* start *
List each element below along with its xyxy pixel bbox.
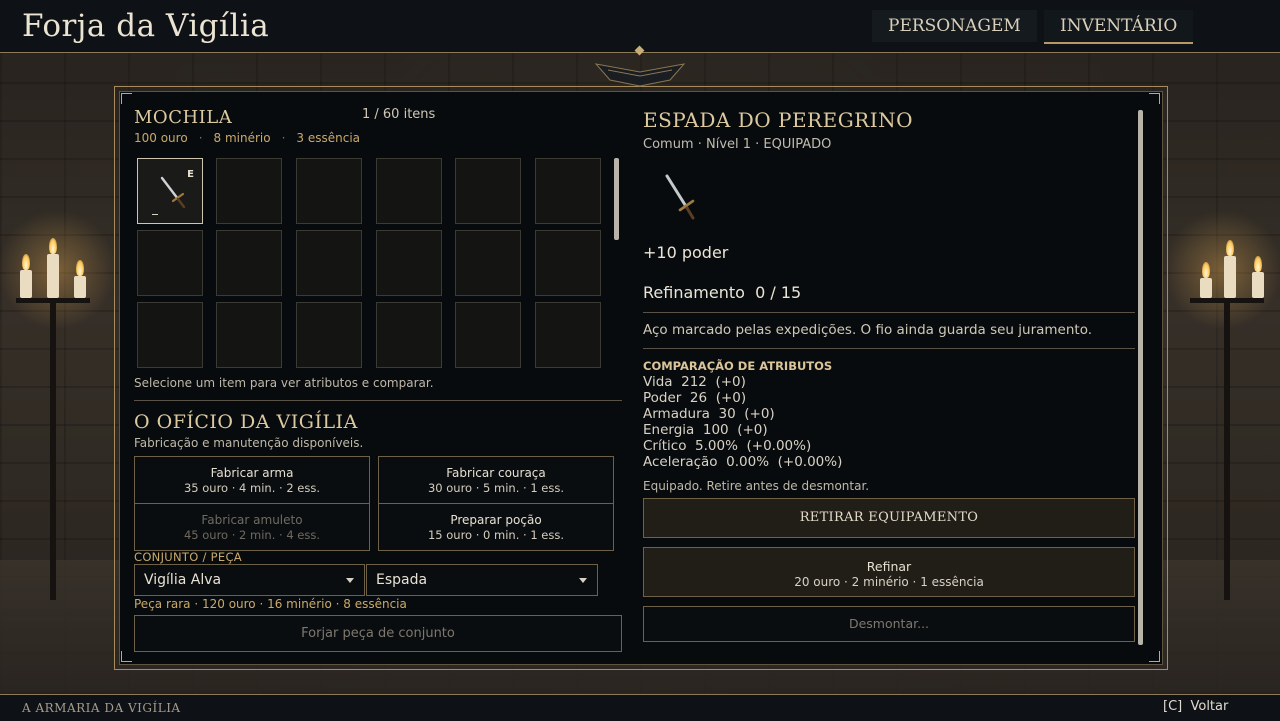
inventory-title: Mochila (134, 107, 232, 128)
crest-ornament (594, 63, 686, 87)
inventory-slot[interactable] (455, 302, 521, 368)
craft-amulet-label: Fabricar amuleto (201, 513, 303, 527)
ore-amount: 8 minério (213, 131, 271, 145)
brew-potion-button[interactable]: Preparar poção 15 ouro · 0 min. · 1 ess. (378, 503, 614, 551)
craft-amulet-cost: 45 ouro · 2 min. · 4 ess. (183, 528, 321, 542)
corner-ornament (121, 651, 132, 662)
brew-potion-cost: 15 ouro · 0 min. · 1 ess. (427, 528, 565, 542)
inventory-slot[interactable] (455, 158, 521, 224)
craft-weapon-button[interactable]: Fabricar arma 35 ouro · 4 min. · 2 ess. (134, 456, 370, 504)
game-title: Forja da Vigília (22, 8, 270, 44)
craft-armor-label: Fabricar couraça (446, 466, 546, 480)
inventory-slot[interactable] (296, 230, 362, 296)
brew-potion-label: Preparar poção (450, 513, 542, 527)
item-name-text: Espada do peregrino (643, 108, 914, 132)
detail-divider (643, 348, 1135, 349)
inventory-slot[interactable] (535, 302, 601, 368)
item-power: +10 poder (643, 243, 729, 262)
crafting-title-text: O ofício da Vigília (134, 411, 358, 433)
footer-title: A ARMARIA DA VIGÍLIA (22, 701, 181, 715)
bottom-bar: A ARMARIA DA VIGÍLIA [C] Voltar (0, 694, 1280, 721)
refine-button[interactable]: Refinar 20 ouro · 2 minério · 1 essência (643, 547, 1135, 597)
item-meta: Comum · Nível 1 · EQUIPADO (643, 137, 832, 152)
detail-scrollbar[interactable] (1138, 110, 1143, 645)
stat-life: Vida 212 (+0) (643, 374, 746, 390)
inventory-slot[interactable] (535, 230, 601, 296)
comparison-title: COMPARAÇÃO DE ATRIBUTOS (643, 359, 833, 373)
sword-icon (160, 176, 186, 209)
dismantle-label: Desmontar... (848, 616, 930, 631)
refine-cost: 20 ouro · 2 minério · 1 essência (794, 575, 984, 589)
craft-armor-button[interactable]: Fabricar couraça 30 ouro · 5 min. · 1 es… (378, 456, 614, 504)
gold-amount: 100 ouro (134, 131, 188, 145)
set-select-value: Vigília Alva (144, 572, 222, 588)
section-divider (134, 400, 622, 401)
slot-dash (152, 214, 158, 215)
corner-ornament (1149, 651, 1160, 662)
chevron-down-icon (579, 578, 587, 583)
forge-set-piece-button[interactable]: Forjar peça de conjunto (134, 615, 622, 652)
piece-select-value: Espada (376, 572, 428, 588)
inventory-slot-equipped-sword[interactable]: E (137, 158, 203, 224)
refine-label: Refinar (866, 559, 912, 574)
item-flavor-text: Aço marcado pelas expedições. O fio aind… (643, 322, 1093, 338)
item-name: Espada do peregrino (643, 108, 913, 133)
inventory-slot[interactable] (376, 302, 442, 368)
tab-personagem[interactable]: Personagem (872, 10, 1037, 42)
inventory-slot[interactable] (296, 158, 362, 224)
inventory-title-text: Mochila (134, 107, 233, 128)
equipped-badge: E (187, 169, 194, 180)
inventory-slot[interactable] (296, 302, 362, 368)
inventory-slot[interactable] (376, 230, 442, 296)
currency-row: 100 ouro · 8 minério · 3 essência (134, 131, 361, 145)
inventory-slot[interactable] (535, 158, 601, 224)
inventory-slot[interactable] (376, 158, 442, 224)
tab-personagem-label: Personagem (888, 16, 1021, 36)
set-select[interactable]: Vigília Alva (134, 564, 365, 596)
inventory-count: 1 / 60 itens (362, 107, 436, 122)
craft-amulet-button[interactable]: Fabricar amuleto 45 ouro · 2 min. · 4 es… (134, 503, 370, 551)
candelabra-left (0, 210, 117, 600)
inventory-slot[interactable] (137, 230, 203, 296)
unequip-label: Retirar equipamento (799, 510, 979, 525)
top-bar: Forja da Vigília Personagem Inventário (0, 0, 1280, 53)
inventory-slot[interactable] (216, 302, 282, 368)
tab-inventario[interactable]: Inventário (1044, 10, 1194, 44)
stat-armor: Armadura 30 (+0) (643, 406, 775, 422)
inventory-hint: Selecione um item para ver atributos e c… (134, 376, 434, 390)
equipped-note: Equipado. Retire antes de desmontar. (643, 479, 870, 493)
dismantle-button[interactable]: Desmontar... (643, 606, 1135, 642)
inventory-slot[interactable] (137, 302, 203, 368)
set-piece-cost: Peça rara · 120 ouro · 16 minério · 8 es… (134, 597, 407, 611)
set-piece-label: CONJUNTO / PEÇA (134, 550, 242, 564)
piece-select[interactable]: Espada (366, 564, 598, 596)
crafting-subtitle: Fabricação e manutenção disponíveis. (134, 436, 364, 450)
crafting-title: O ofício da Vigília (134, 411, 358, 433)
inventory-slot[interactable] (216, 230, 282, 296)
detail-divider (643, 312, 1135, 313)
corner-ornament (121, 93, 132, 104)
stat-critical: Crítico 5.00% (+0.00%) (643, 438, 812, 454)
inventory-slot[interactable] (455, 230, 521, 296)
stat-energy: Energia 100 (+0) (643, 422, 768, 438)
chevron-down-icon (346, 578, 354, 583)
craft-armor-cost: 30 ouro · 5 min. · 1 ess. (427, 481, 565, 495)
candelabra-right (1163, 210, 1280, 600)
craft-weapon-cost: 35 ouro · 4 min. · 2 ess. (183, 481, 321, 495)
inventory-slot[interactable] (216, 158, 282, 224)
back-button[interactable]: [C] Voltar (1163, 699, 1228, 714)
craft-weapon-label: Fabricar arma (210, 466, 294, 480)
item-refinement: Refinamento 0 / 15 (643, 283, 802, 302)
* end *
_EXERCISE_
Reproduce every line of the items above verbatim, leaving out the pictures.

_ANSWER TO THE TASK_
List each element below along with its xyxy pixel bbox.
inventory-title: Mochila (134, 107, 232, 128)
crest-ornament (594, 63, 686, 87)
inventory-slot[interactable] (455, 302, 521, 368)
craft-amulet-label: Fabricar amuleto (201, 513, 303, 527)
ore-amount: 8 minério (213, 131, 271, 145)
brew-potion-button[interactable]: Preparar poção 15 ouro · 0 min. · 1 ess. (378, 503, 614, 551)
craft-amulet-cost: 45 ouro · 2 min. · 4 ess. (183, 528, 321, 542)
corner-ornament (121, 651, 132, 662)
brew-potion-cost: 15 ouro · 0 min. · 1 ess. (427, 528, 565, 542)
inventory-slot[interactable] (455, 158, 521, 224)
craft-weapon-button[interactable]: Fabricar arma 35 ouro · 4 min. · 2 ess. (134, 456, 370, 504)
game-title: Forja da Vigília (22, 8, 270, 44)
craft-armor-label: Fabricar couraça (446, 466, 546, 480)
inventory-slot[interactable] (296, 230, 362, 296)
brew-potion-label: Preparar poção (450, 513, 542, 527)
item-name-text: Espada do peregrino (643, 108, 914, 132)
detail-divider (643, 348, 1135, 349)
inventory-slot[interactable] (535, 302, 601, 368)
item-power: +10 poder (643, 243, 729, 262)
crafting-title-text: O ofício da Vigília (134, 411, 358, 433)
footer-title: A ARMARIA DA VIGÍLIA (22, 701, 181, 715)
bottom-bar: A ARMARIA DA VIGÍLIA [C] Voltar (0, 694, 1280, 721)
refine-button[interactable]: Refinar 20 ouro · 2 minério · 1 essência (643, 547, 1135, 597)
item-meta: Comum · Nível 1 · EQUIPADO (643, 137, 832, 152)
detail-scrollbar[interactable] (1138, 110, 1143, 645)
stat-life: Vida 212 (+0) (643, 374, 746, 390)
inventory-slot[interactable] (535, 230, 601, 296)
comparison-title: COMPARAÇÃO DE ATRIBUTOS (643, 359, 833, 373)
sword-icon (160, 176, 186, 209)
dismantle-label: Desmontar... (848, 616, 930, 631)
refine-cost: 20 ouro · 2 minério · 1 essência (794, 575, 984, 589)
craft-armor-button[interactable]: Fabricar couraça 30 ouro · 5 min. · 1 es… (378, 456, 614, 504)
gold-amount: 100 ouro (134, 131, 188, 145)
set-select-value: Vigília Alva (144, 572, 222, 588)
section-divider (134, 400, 622, 401)
slot-dash (152, 214, 158, 215)
corner-ornament (1149, 651, 1160, 662)
chevron-down-icon (579, 578, 587, 583)
forge-set-piece-button[interactable]: Forjar peça de conjunto (134, 615, 622, 652)
piece-select-value: Espada (376, 572, 428, 588)
inventory-slot-equipped-sword[interactable]: E (137, 158, 203, 224)
refine-label: Refinar (866, 559, 912, 574)
item-flavor-text: Aço marcado pelas expedições. O fio aind… (643, 322, 1093, 338)
item-name: Espada do peregrino (643, 108, 913, 133)
inventory-slot[interactable] (376, 302, 442, 368)
tab-personagem[interactable]: Personagem (872, 10, 1037, 42)
inventory-slot[interactable] (296, 158, 362, 224)
inventory-title-text: Mochila (134, 107, 233, 128)
equipped-badge: E (187, 169, 194, 180)
inventory-slot[interactable] (296, 302, 362, 368)
inventory-slot[interactable] (376, 230, 442, 296)
currency-row: 100 ouro · 8 minério · 3 essência (134, 131, 361, 145)
inventory-slot[interactable] (535, 158, 601, 224)
inventory-slot[interactable] (376, 158, 442, 224)
tab-personagem-label: Personagem (888, 16, 1021, 36)
set-select[interactable]: Vigília Alva (134, 564, 365, 596)
inventory-count: 1 / 60 itens (362, 107, 436, 122)
craft-amulet-button[interactable]: Fabricar amuleto 45 ouro · 2 min. · 4 es… (134, 503, 370, 551)
candelabra-left (0, 210, 117, 600)
inventory-slot[interactable] (137, 230, 203, 296)
unequip-label: Retirar equipamento (799, 510, 979, 525)
top-bar: Forja da Vigília Personagem Inventário (0, 0, 1280, 53)
inventory-slot[interactable] (216, 302, 282, 368)
tab-inventario[interactable]: Inventário (1044, 10, 1194, 44)
stat-armor: Armadura 30 (+0) (643, 406, 775, 422)
inventory-hint: Selecione um item para ver atributos e c… (134, 376, 434, 390)
equipped-note: Equipado. Retire antes de desmontar. (643, 479, 870, 493)
dismantle-button[interactable]: Desmontar... (643, 606, 1135, 642)
inventory-slot[interactable] (137, 302, 203, 368)
set-piece-cost: Peça rara · 120 ouro · 16 minério · 8 es… (134, 597, 407, 611)
set-piece-label: CONJUNTO / PEÇA (134, 550, 242, 564)
piece-select[interactable]: Espada (366, 564, 598, 596)
crafting-subtitle: Fabricação e manutenção disponíveis. (134, 436, 364, 450)
crafting-title: O ofício da Vigília (134, 411, 358, 433)
inventory-slot[interactable] (216, 230, 282, 296)
detail-divider (643, 312, 1135, 313)
corner-ornament (121, 93, 132, 104)
stat-critical: Crítico 5.00% (+0.00%) (643, 438, 812, 454)
inventory-slot[interactable] (455, 230, 521, 296)
stat-energy: Energia 100 (+0) (643, 422, 768, 438)
chevron-down-icon (346, 578, 354, 583)
craft-armor-cost: 30 ouro · 5 min. · 1 ess. (427, 481, 565, 495)
candelabra-right (1163, 210, 1280, 600)
craft-weapon-cost: 35 ouro · 4 min. · 2 ess. (183, 481, 321, 495)
inventory-slot[interactable] (216, 158, 282, 224)
back-button[interactable]: [C] Voltar (1163, 699, 1228, 714)
craft-weapon-label: Fabricar arma (210, 466, 294, 480)
item-refinement: Refinamento 0 / 15 (643, 283, 802, 302)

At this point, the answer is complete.